# [What to do]
Give the data a second time, exactly and in full.

# [Data]
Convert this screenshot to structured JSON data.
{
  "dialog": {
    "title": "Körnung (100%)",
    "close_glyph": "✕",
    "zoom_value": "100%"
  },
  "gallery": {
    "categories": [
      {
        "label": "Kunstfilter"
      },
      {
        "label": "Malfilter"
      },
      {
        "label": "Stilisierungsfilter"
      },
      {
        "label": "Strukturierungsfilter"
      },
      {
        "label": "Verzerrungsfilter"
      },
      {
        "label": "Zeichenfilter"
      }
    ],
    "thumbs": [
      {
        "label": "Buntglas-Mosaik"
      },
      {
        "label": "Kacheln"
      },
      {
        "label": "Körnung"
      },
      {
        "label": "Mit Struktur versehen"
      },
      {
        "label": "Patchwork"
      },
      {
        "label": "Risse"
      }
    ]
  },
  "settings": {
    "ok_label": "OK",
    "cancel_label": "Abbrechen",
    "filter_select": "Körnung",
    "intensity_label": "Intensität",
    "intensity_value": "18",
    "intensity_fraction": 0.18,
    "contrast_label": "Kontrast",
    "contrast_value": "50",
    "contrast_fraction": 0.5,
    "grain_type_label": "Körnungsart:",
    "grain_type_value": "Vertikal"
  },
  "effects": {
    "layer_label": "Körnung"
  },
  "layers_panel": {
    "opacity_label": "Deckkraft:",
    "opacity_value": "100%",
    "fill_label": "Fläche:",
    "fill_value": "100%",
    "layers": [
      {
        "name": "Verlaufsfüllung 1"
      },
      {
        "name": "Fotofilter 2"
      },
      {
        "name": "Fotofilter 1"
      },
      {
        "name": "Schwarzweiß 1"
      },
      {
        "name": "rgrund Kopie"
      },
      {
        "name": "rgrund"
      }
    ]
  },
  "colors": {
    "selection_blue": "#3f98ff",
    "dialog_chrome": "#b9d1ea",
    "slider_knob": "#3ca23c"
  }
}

# [Exercise output]
Convert this screenshot to structured JSON data.
{
  "dialog": {
    "title": "Körnung (100%)",
    "close_glyph": "✕",
    "zoom_value": "100%"
  },
  "gallery": {
    "categories": [
      {
        "label": "Kunstfilter"
      },
      {
        "label": "Malfilter"
      },
      {
        "label": "Stilisierungsfilter"
      },
      {
        "label": "Strukturierungsfilter"
      },
      {
        "label": "Verzerrungsfilter"
      },
      {
        "label": "Zeichenfilter"
      }
    ],
    "thumbs": [
      {
        "label": "Buntglas-Mosaik"
      },
      {
        "label": "Kacheln"
      },
      {
        "label": "Körnung"
      },
      {
        "label": "Mit Struktur versehen"
      },
      {
        "label": "Patchwork"
      },
      {
        "label": "Risse"
      }
    ]
  },
  "settings": {
    "ok_label": "OK",
    "cancel_label": "Abbrechen",
    "filter_select": "Körnung",
    "intensity_label": "Intensität",
    "intensity_value": "18",
    "intensity_fraction": 0.18,
    "contrast_label": "Kontrast",
    "contrast_value": "50",
    "contrast_fraction": 0.5,
    "grain_type_label": "Körnungsart:",
    "grain_type_value": "Vertikal"
  },
  "effects": {
    "layer_label": "Körnung"
  },
  "layers_panel": {
    "opacity_label": "Deckkraft:",
    "opacity_value": "100%",
    "fill_label": "Fläche:",
    "fill_value": "100%",
    "layers": [
      {
        "name": "Verlaufsfüllung 1"
      },
      {
        "name": "Fotofilter 2"
      },
      {
        "name": "Fotofilter 1"
      },
      {
        "name": "Schwarzweiß 1"
      },
      {
        "name": "rgrund Kopie"
      },
      {
        "name": "rgrund"
      }
    ]
  },
  "colors": {
    "selection_blue": "#3f98ff",
    "dialog_chrome": "#b9d1ea",
    "slider_knob": "#3ca23c"
  }
}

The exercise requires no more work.